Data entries
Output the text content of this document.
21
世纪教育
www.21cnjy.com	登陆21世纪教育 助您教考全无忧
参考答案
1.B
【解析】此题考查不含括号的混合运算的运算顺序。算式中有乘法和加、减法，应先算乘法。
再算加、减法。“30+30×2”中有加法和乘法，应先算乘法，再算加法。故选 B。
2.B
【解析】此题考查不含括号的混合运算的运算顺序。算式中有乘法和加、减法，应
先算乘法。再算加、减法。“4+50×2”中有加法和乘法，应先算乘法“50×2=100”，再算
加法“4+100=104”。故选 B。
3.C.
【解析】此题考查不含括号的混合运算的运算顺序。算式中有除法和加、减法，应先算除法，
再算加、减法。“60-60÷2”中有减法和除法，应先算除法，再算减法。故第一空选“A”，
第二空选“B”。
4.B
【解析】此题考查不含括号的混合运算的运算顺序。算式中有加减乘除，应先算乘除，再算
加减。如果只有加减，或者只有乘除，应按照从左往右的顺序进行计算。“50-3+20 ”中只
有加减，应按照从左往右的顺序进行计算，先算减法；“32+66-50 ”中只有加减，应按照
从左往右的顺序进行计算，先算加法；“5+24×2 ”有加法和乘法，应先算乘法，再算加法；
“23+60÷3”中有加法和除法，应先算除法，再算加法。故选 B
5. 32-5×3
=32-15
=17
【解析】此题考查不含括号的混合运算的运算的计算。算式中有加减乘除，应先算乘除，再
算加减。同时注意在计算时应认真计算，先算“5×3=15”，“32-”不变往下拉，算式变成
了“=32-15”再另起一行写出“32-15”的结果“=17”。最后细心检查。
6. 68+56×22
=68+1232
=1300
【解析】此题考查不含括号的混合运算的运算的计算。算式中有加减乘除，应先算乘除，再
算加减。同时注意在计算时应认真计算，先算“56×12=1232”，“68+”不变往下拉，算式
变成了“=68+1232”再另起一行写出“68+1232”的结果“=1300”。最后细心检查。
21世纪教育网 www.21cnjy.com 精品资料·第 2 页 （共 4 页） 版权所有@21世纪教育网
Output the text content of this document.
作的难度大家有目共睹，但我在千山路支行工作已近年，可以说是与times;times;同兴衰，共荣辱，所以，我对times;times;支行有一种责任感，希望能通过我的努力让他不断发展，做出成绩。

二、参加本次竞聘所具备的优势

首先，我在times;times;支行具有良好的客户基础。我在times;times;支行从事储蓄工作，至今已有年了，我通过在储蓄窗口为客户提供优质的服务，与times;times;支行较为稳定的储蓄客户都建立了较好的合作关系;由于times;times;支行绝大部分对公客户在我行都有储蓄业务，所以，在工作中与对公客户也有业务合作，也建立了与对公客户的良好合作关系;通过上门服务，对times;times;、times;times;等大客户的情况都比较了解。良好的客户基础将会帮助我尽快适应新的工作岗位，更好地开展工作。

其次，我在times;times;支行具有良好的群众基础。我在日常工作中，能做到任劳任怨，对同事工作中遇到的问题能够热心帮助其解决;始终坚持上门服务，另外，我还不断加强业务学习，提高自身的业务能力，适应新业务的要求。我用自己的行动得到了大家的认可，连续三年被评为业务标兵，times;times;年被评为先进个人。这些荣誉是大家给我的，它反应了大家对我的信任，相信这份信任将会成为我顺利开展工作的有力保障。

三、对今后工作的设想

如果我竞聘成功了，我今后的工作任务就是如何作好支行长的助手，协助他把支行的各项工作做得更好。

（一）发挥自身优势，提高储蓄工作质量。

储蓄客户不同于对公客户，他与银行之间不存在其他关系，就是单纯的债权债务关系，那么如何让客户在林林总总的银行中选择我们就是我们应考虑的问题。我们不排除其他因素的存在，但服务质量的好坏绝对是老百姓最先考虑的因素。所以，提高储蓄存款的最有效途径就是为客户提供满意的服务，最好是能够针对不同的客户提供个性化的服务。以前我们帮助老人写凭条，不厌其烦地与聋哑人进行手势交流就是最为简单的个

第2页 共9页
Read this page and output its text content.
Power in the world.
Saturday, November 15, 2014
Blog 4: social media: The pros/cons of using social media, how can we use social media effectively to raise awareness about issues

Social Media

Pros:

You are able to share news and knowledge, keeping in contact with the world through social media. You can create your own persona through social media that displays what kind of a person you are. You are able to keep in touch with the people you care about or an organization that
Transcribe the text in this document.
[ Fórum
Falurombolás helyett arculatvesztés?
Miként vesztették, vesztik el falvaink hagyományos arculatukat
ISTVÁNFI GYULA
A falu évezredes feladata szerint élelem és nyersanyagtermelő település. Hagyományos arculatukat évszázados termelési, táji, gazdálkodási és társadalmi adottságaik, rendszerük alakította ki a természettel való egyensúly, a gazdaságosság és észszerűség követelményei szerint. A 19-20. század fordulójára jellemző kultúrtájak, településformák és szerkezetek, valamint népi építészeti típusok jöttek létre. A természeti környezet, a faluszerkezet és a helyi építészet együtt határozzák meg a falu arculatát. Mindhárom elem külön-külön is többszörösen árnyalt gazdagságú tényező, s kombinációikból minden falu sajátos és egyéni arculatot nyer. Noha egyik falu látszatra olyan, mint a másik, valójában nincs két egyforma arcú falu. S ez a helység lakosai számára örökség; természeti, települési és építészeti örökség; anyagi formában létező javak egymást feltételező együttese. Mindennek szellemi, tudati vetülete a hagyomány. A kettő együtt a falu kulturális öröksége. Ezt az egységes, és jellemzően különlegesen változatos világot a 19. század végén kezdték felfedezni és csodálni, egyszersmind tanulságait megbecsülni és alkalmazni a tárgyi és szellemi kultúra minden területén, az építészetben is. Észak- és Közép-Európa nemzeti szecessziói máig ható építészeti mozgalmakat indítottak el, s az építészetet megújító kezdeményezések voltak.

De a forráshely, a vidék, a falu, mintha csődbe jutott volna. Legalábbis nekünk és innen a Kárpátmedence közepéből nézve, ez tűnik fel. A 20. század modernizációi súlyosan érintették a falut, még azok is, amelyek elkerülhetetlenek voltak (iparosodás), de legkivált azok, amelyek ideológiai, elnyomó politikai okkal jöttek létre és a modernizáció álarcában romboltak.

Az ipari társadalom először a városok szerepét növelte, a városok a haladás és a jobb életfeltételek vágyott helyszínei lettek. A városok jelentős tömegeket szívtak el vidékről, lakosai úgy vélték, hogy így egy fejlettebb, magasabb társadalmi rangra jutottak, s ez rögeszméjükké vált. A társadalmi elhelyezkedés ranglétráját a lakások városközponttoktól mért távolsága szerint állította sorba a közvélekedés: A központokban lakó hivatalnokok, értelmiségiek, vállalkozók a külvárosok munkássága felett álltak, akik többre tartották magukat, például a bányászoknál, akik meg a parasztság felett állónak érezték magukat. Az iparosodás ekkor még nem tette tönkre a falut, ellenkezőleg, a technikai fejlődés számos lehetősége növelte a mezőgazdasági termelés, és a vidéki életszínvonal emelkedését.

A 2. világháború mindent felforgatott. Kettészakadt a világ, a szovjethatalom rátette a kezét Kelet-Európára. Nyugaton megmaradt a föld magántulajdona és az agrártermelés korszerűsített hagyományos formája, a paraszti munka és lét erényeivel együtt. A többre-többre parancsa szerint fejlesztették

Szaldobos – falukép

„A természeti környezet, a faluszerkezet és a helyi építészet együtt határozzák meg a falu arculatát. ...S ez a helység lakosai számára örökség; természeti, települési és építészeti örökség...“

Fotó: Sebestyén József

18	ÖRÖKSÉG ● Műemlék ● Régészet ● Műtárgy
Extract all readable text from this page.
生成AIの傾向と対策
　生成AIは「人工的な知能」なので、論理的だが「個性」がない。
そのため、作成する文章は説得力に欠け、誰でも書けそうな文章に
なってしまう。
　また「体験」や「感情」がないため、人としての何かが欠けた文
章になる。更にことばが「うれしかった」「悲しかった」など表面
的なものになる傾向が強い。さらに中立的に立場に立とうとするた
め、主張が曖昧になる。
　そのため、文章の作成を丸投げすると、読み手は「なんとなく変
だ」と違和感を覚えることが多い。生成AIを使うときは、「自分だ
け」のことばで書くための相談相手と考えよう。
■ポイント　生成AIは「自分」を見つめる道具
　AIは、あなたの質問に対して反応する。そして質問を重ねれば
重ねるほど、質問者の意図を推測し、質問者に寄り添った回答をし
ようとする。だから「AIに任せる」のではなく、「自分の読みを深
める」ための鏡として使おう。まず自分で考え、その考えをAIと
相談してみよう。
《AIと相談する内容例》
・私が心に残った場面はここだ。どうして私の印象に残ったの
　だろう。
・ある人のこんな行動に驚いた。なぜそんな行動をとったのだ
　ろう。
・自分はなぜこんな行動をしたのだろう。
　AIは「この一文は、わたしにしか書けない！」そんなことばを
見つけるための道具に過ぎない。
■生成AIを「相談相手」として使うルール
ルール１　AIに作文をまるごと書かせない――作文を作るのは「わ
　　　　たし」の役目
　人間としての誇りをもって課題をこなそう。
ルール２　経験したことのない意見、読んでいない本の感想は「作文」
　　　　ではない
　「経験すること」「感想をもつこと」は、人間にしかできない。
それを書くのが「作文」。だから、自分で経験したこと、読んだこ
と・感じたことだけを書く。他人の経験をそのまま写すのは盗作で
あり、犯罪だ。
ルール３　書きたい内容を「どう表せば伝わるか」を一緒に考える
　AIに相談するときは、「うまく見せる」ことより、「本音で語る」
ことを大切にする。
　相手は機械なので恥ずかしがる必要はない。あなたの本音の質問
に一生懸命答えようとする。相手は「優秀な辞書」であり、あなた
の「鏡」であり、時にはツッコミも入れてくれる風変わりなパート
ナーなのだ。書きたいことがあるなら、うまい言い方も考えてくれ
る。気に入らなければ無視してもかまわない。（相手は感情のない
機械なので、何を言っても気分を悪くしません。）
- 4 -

» **What you should do**
Where a line above includes "this", copy that line.

» **Answer**
Output the text content of this document.
Output the text content of this document.
Read this page and output its text content.
Transcribe the text in this document.
Extract all readable text from this page.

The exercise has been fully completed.